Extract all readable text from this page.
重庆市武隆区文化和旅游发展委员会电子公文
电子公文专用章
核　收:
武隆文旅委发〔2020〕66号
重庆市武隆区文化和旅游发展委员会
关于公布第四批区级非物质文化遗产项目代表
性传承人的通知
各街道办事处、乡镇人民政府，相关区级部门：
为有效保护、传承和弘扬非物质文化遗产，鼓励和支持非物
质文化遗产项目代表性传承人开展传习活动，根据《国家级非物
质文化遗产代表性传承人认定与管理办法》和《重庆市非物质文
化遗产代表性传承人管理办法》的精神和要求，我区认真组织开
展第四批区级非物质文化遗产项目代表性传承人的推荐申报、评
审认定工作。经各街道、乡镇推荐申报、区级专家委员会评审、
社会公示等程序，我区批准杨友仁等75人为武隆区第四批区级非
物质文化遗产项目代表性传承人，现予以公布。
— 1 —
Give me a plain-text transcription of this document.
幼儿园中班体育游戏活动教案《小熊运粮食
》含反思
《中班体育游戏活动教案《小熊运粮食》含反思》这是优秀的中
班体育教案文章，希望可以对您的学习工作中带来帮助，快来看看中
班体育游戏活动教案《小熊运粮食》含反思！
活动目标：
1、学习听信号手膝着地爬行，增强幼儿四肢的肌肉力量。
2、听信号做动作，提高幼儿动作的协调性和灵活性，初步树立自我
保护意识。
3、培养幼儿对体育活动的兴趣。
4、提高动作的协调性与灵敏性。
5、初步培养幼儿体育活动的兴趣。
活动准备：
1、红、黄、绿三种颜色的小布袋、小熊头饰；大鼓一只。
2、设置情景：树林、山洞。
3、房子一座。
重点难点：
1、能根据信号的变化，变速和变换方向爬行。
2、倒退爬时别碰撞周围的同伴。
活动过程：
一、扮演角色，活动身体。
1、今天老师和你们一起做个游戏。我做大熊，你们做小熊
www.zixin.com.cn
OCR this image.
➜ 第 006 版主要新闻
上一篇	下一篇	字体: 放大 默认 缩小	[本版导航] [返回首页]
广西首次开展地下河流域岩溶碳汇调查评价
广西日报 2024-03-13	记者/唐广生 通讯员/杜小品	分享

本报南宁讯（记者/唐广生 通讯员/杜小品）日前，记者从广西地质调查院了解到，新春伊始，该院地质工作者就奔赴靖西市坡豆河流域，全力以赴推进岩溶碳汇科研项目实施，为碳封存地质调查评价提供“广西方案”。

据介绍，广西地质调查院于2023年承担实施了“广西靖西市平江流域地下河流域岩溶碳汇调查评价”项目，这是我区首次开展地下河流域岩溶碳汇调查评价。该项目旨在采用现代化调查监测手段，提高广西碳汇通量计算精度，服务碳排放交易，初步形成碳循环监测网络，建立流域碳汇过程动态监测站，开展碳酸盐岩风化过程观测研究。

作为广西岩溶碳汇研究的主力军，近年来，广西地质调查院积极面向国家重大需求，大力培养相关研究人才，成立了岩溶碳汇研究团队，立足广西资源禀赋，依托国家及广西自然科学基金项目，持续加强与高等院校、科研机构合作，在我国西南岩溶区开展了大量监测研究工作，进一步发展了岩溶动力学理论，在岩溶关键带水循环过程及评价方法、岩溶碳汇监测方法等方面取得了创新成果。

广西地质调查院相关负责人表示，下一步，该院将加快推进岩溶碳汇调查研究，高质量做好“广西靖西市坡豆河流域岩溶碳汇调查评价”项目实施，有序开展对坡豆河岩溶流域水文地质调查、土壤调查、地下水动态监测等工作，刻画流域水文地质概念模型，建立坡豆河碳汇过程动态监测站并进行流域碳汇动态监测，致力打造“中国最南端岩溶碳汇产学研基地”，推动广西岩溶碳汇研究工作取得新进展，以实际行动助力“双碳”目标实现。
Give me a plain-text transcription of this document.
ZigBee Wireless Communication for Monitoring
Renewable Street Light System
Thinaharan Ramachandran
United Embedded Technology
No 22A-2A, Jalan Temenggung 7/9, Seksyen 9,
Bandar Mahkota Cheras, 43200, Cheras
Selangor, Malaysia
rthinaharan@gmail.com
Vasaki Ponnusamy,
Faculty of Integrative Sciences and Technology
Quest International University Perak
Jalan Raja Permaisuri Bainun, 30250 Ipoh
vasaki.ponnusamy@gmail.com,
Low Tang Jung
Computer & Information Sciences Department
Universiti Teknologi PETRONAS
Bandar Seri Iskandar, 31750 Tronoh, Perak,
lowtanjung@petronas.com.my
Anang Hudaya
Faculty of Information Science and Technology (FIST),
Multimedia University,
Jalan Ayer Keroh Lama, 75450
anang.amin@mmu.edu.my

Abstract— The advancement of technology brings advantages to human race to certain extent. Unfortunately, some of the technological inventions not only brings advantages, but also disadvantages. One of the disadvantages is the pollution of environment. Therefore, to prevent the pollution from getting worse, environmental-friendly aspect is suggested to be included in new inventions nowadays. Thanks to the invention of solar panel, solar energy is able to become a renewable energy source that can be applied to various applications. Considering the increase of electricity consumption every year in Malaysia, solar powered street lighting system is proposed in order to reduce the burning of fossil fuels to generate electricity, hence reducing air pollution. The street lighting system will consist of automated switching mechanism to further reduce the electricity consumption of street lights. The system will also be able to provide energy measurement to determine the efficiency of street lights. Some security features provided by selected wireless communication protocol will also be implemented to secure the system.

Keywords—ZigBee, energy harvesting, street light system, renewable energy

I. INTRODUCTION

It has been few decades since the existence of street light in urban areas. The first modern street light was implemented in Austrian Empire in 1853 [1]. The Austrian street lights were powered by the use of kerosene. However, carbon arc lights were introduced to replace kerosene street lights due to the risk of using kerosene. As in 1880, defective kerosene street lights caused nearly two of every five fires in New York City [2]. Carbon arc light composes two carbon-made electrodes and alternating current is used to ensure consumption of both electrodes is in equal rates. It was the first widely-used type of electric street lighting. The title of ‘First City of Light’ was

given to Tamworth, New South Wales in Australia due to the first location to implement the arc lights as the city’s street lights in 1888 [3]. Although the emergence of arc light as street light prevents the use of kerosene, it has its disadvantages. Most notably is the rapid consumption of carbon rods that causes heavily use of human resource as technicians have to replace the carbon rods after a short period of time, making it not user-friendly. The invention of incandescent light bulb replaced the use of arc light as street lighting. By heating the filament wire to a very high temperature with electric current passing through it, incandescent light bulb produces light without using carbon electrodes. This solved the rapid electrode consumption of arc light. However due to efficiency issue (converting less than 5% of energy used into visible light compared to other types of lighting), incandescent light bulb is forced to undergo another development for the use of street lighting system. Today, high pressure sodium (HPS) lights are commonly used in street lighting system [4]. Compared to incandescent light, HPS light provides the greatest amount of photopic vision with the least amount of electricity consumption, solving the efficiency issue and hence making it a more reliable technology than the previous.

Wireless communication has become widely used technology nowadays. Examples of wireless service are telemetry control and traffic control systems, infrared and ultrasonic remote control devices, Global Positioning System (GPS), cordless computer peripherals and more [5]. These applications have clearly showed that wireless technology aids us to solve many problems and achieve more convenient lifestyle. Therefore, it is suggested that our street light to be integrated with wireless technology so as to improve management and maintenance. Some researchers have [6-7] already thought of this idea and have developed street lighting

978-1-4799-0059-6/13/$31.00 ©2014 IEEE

• What the task requires
Single out each line of the records above with the string "ZigBee" in it, and copy it.

• Answer to the problem
ZigBee Wireless Communication for Monitoring
Keywords—ZigBee, energy harvesting, street light system, renewable energy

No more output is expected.